◆ **Exercise details**: Write out the material again word for word, dropping any images it holds.

## BEGIN Supplied records

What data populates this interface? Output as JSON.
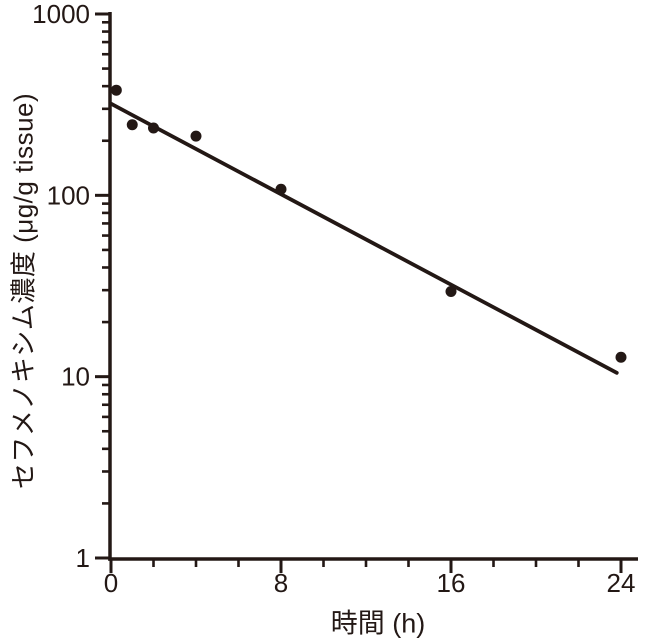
{
  "figure": {
    "background": "#ffffff",
    "ink_color": "#231815"
  },
  "chart_data": {
    "type": "scatter",
    "title": "",
    "xlabel": "時間 (h)",
    "ylabel": "セフメノキシム濃度 (μg/g tissue)",
    "legend": false,
    "grid": false,
    "x_axis": {
      "scale": "linear",
      "min": 0,
      "max": 24,
      "major_ticks": [
        0,
        8,
        16,
        24
      ],
      "minor_tick_step_hours": 2
    },
    "y_axis": {
      "scale": "log10",
      "min": 1,
      "max": 1000,
      "major_ticks": [
        1,
        10,
        100,
        1000
      ],
      "minor_ticks": "2-9 within each decade"
    },
    "points": [
      {
        "t": 0.25,
        "value": 380
      },
      {
        "t": 1,
        "value": 245
      },
      {
        "t": 2,
        "value": 235
      },
      {
        "t": 4,
        "value": 212
      },
      {
        "t": 8,
        "value": 108
      },
      {
        "t": 16,
        "value": 29.5
      },
      {
        "t": 24,
        "value": 12.8
      }
    ],
    "fit_line": {
      "start": {
        "t": 0,
        "value": 320
      },
      "end": {
        "t": 23.8,
        "value": 10.5
      }
    }
  }
}
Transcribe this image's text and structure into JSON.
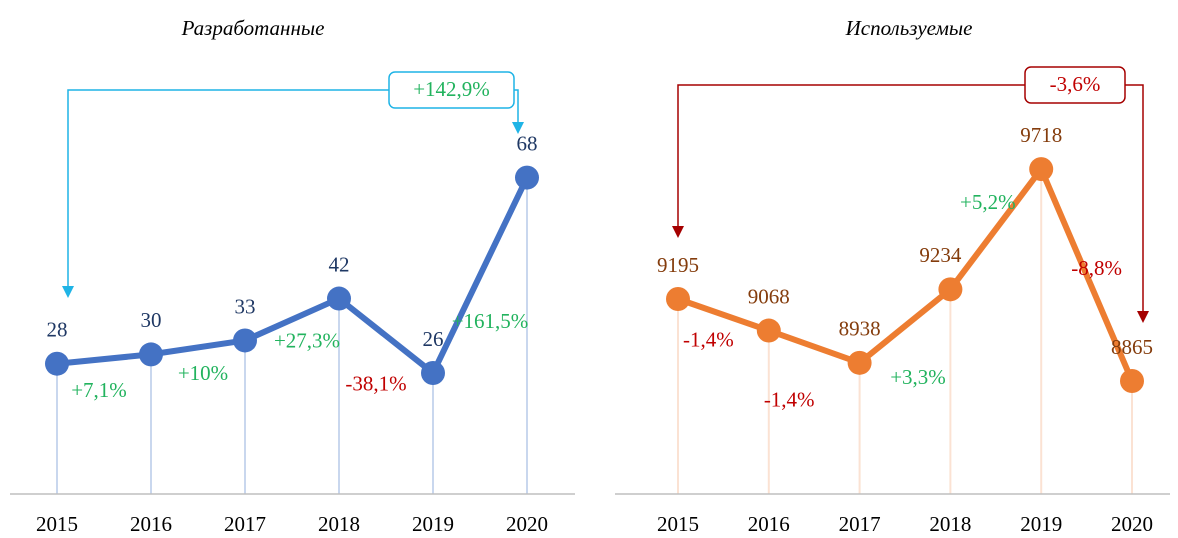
{
  "chart_data": [
    {
      "type": "line",
      "title": "Разработанные",
      "categories": [
        "2015",
        "2016",
        "2017",
        "2018",
        "2019",
        "2020"
      ],
      "values": [
        28,
        30,
        33,
        42,
        26,
        68
      ],
      "change_labels": [
        "+7,1%",
        "+10%",
        "+27,3%",
        "-38,1%",
        "+161,5%"
      ],
      "total_change_label": "+142,9%",
      "color": "#4472c4",
      "label_color": "#1f3864",
      "drop_color": "#c9d7ee",
      "bracket_color": "#1fb4e6",
      "ylim": [
        0,
        75
      ]
    },
    {
      "type": "line",
      "title": "Используемые",
      "categories": [
        "2015",
        "2016",
        "2017",
        "2018",
        "2019",
        "2020"
      ],
      "values": [
        9195,
        9068,
        8938,
        9234,
        9718,
        8865
      ],
      "change_labels": [
        "-1,4%",
        "-1,4%",
        "+3,3%",
        "+5,2%",
        "-8,8%"
      ],
      "total_change_label": "-3,6%",
      "color": "#ed7d31",
      "label_color": "#843c0c",
      "drop_color": "#fbe2d3",
      "bracket_color": "#a50000",
      "ylim": [
        8410,
        9815
      ]
    }
  ]
}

## END Supplied records

◆ **Correct output**:
What data populates this interface? Output as JSON.
{
  "figure": {
    "background": "#ffffff",
    "ink_color": "#231815"
  },
  "chart_data": {
    "type": "scatter",
    "title": "",
    "xlabel": "時間 (h)",
    "ylabel": "セフメノキシム濃度 (μg/g tissue)",
    "legend": false,
    "grid": false,
    "x_axis": {
      "scale": "linear",
      "min": 0,
      "max": 24,
      "major_ticks": [
        0,
        8,
        16,
        24
      ],
      "minor_tick_step_hours": 2
    },
    "y_axis": {
      "scale": "log10",
      "min": 1,
      "max": 1000,
      "major_ticks": [
        1,
        10,
        100,
        1000
      ],
      "minor_ticks": "2-9 within each decade"
    },
    "points": [
      {
        "t": 0.25,
        "value": 380
      },
      {
        "t": 1,
        "value": 245
      },
      {
        "t": 2,
        "value": 235
      },
      {
        "t": 4,
        "value": 212
      },
      {
        "t": 8,
        "value": 108
      },
      {
        "t": 16,
        "value": 29.5
      },
      {
        "t": 24,
        "value": 12.8
      }
    ],
    "fit_line": {
      "start": {
        "t": 0,
        "value": 320
      },
      "end": {
        "t": 23.8,
        "value": 10.5
      }
    }
  }
}
Transcribe this image's text and structure into JSON.
{
  "chart_data": [
    {
      "type": "line",
      "title": "Разработанные",
      "categories": [
        "2015",
        "2016",
        "2017",
        "2018",
        "2019",
        "2020"
      ],
      "values": [
        28,
        30,
        33,
        42,
        26,
        68
      ],
      "change_labels": [
        "+7,1%",
        "+10%",
        "+27,3%",
        "-38,1%",
        "+161,5%"
      ],
      "total_change_label": "+142,9%",
      "color": "#4472c4",
      "label_color": "#1f3864",
      "drop_color": "#c9d7ee",
      "bracket_color": "#1fb4e6",
      "ylim": [
        0,
        75
      ]
    },
    {
      "type": "line",
      "title": "Используемые",
      "categories": [
        "2015",
        "2016",
        "2017",
        "2018",
        "2019",
        "2020"
      ],
      "values": [
        9195,
        9068,
        8938,
        9234,
        9718,
        8865
      ],
      "change_labels": [
        "-1,4%",
        "-1,4%",
        "+3,3%",
        "+5,2%",
        "-8,8%"
      ],
      "total_change_label": "-3,6%",
      "color": "#ed7d31",
      "label_color": "#843c0c",
      "drop_color": "#fbe2d3",
      "bracket_color": "#a50000",
      "ylim": [
        8410,
        9815
      ]
    }
  ]
}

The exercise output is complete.